_MATERIALS PROVIDED_.
##############################
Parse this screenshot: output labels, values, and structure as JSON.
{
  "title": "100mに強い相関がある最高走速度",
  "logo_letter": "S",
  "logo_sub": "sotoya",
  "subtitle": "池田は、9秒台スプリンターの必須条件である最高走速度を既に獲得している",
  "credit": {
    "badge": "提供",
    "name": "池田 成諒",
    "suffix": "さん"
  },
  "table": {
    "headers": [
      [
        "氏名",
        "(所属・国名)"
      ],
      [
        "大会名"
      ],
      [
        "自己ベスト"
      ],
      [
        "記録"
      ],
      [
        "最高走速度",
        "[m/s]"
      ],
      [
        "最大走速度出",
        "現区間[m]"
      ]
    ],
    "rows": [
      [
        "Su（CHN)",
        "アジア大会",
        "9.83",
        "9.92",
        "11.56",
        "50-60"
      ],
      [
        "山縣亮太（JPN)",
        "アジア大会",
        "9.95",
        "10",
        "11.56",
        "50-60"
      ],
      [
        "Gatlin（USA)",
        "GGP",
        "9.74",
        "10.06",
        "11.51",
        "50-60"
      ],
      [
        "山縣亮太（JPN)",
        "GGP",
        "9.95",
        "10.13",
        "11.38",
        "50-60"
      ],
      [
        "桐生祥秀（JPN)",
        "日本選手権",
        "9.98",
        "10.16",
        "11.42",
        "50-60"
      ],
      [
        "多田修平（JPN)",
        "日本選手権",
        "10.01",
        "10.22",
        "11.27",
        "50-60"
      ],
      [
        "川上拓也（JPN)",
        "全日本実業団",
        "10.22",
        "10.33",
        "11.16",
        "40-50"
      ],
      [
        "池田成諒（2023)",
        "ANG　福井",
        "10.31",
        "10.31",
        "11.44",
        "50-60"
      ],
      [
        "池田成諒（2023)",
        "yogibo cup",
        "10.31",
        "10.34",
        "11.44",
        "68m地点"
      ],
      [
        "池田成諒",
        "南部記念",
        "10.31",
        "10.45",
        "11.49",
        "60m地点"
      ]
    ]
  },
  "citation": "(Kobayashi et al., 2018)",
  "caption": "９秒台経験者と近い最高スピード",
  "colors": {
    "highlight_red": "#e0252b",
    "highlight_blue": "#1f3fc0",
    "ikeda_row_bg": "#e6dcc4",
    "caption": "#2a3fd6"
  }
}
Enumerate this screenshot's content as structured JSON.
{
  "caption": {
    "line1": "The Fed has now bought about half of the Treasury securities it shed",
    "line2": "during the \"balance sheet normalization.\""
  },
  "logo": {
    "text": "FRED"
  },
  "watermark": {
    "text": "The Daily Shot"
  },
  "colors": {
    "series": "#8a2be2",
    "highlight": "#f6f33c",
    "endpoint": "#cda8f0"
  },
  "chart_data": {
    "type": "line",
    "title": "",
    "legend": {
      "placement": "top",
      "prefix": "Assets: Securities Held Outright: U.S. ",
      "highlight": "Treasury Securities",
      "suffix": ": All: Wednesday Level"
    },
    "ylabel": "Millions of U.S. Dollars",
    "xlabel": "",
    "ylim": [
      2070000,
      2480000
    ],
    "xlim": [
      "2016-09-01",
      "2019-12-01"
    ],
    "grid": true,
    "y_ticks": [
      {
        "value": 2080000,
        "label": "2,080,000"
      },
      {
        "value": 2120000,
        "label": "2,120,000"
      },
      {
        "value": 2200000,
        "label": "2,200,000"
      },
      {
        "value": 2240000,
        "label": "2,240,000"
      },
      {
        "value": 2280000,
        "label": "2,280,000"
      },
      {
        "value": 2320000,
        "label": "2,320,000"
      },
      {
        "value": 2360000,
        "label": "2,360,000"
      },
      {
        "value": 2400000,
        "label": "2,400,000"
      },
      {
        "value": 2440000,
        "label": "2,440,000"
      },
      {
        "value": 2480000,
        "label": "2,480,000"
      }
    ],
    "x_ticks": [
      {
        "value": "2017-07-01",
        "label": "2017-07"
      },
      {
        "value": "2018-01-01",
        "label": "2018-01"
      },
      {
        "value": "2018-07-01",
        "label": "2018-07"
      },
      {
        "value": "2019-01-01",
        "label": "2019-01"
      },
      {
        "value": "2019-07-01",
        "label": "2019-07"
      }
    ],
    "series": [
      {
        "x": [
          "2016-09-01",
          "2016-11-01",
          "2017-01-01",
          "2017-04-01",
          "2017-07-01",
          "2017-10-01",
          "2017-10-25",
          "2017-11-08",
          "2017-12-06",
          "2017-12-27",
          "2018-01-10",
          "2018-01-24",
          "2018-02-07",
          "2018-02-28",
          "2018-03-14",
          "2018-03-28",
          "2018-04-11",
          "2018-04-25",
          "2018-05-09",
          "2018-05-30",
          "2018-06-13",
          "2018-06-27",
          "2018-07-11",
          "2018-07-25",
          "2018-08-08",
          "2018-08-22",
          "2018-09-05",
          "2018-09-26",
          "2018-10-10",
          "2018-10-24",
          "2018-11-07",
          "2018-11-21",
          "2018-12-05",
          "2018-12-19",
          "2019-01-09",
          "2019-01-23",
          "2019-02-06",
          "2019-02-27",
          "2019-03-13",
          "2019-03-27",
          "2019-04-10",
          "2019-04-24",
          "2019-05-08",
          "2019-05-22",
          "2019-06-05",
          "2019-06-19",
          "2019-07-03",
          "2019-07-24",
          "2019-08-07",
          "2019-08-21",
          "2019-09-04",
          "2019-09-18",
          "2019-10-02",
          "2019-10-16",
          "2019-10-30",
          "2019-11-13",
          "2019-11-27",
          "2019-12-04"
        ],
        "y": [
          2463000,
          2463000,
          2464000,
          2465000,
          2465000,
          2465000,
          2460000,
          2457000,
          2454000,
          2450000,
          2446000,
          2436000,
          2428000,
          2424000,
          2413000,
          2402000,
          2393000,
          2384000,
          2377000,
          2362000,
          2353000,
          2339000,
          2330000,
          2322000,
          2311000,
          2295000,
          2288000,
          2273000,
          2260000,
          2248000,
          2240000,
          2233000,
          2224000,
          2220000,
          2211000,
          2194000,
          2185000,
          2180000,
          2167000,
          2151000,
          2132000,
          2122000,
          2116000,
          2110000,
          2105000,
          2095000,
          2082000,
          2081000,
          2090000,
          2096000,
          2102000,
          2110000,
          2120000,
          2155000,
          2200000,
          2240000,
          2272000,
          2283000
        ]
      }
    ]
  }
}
##############################
_PROBLEM DETAILS_.
Extract the whole listing, character for character.

_COMPLETE OUTPUT_.
Parse this screenshot: output labels, values, and structure as JSON.
{
  "title": "100mに強い相関がある最高走速度",
  "logo_letter": "S",
  "logo_sub": "sotoya",
  "subtitle": "池田は、9秒台スプリンターの必須条件である最高走速度を既に獲得している",
  "credit": {
    "badge": "提供",
    "name": "池田 成諒",
    "suffix": "さん"
  },
  "table": {
    "headers": [
      [
        "氏名",
        "(所属・国名)"
      ],
      [
        "大会名"
      ],
      [
        "自己ベスト"
      ],
      [
        "記録"
      ],
      [
        "最高走速度",
        "[m/s]"
      ],
      [
        "最大走速度出",
        "現区間[m]"
      ]
    ],
    "rows": [
      [
        "Su（CHN)",
        "アジア大会",
        "9.83",
        "9.92",
        "11.56",
        "50-60"
      ],
      [
        "山縣亮太（JPN)",
        "アジア大会",
        "9.95",
        "10",
        "11.56",
        "50-60"
      ],
      [
        "Gatlin（USA)",
        "GGP",
        "9.74",
        "10.06",
        "11.51",
        "50-60"
      ],
      [
        "山縣亮太（JPN)",
        "GGP",
        "9.95",
        "10.13",
        "11.38",
        "50-60"
      ],
      [
        "桐生祥秀（JPN)",
        "日本選手権",
        "9.98",
        "10.16",
        "11.42",
        "50-60"
      ],
      [
        "多田修平（JPN)",
        "日本選手権",
        "10.01",
        "10.22",
        "11.27",
        "50-60"
      ],
      [
        "川上拓也（JPN)",
        "全日本実業団",
        "10.22",
        "10.33",
        "11.16",
        "40-50"
      ],
      [
        "池田成諒（2023)",
        "ANG　福井",
        "10.31",
        "10.31",
        "11.44",
        "50-60"
      ],
      [
        "池田成諒（2023)",
        "yogibo cup",
        "10.31",
        "10.34",
        "11.44",
        "68m地点"
      ],
      [
        "池田成諒",
        "南部記念",
        "10.31",
        "10.45",
        "11.49",
        "60m地点"
      ]
    ]
  },
  "citation": "(Kobayashi et al., 2018)",
  "caption": "９秒台経験者と近い最高スピード",
  "colors": {
    "highlight_red": "#e0252b",
    "highlight_blue": "#1f3fc0",
    "ikeda_row_bg": "#e6dcc4",
    "caption": "#2a3fd6"
  }
}
Enumerate this screenshot's content as structured JSON.
{
  "caption": {
    "line1": "The Fed has now bought about half of the Treasury securities it shed",
    "line2": "during the \"balance sheet normalization.\""
  },
  "logo": {
    "text": "FRED"
  },
  "watermark": {
    "text": "The Daily Shot"
  },
  "colors": {
    "series": "#8a2be2",
    "highlight": "#f6f33c",
    "endpoint": "#cda8f0"
  },
  "chart_data": {
    "type": "line",
    "title": "",
    "legend": {
      "placement": "top",
      "prefix": "Assets: Securities Held Outright: U.S. ",
      "highlight": "Treasury Securities",
      "suffix": ": All: Wednesday Level"
    },
    "ylabel": "Millions of U.S. Dollars",
    "xlabel": "",
    "ylim": [
      2070000,
      2480000
    ],
    "xlim": [
      "2016-09-01",
      "2019-12-01"
    ],
    "grid": true,
    "y_ticks": [
      {
        "value": 2080000,
        "label": "2,080,000"
      },
      {
        "value": 2120000,
        "label": "2,120,000"
      },
      {
        "value": 2200000,
        "label": "2,200,000"
      },
      {
        "value": 2240000,
        "label": "2,240,000"
      },
      {
        "value": 2280000,
        "label": "2,280,000"
      },
      {
        "value": 2320000,
        "label": "2,320,000"
      },
      {
        "value": 2360000,
        "label": "2,360,000"
      },
      {
        "value": 2400000,
        "label": "2,400,000"
      },
      {
        "value": 2440000,
        "label": "2,440,000"
      },
      {
        "value": 2480000,
        "label": "2,480,000"
      }
    ],
    "x_ticks": [
      {
        "value": "2017-07-01",
        "label": "2017-07"
      },
      {
        "value": "2018-01-01",
        "label": "2018-01"
      },
      {
        "value": "2018-07-01",
        "label": "2018-07"
      },
      {
        "value": "2019-01-01",
        "label": "2019-01"
      },
      {
        "value": "2019-07-01",
        "label": "2019-07"
      }
    ],
    "series": [
      {
        "x": [
          "2016-09-01",
          "2016-11-01",
          "2017-01-01",
          "2017-04-01",
          "2017-07-01",
          "2017-10-01",
          "2017-10-25",
          "2017-11-08",
          "2017-12-06",
          "2017-12-27",
          "2018-01-10",
          "2018-01-24",
          "2018-02-07",
          "2018-02-28",
          "2018-03-14",
          "2018-03-28",
          "2018-04-11",
          "2018-04-25",
          "2018-05-09",
          "2018-05-30",
          "2018-06-13",
          "2018-06-27",
          "2018-07-11",
          "2018-07-25",
          "2018-08-08",
          "2018-08-22",
          "2018-09-05",
          "2018-09-26",
          "2018-10-10",
          "2018-10-24",
          "2018-11-07",
          "2018-11-21",
          "2018-12-05",
          "2018-12-19",
          "2019-01-09",
          "2019-01-23",
          "2019-02-06",
          "2019-02-27",
          "2019-03-13",
          "2019-03-27",
          "2019-04-10",
          "2019-04-24",
          "2019-05-08",
          "2019-05-22",
          "2019-06-05",
          "2019-06-19",
          "2019-07-03",
          "2019-07-24",
          "2019-08-07",
          "2019-08-21",
          "2019-09-04",
          "2019-09-18",
          "2019-10-02",
          "2019-10-16",
          "2019-10-30",
          "2019-11-13",
          "2019-11-27",
          "2019-12-04"
        ],
        "y": [
          2463000,
          2463000,
          2464000,
          2465000,
          2465000,
          2465000,
          2460000,
          2457000,
          2454000,
          2450000,
          2446000,
          2436000,
          2428000,
          2424000,
          2413000,
          2402000,
          2393000,
          2384000,
          2377000,
          2362000,
          2353000,
          2339000,
          2330000,
          2322000,
          2311000,
          2295000,
          2288000,
          2273000,
          2260000,
          2248000,
          2240000,
          2233000,
          2224000,
          2220000,
          2211000,
          2194000,
          2185000,
          2180000,
          2167000,
          2151000,
          2132000,
          2122000,
          2116000,
          2110000,
          2105000,
          2095000,
          2082000,
          2081000,
          2090000,
          2096000,
          2102000,
          2110000,
          2120000,
          2155000,
          2200000,
          2240000,
          2272000,
          2283000
        ]
      }
    ]
  }
}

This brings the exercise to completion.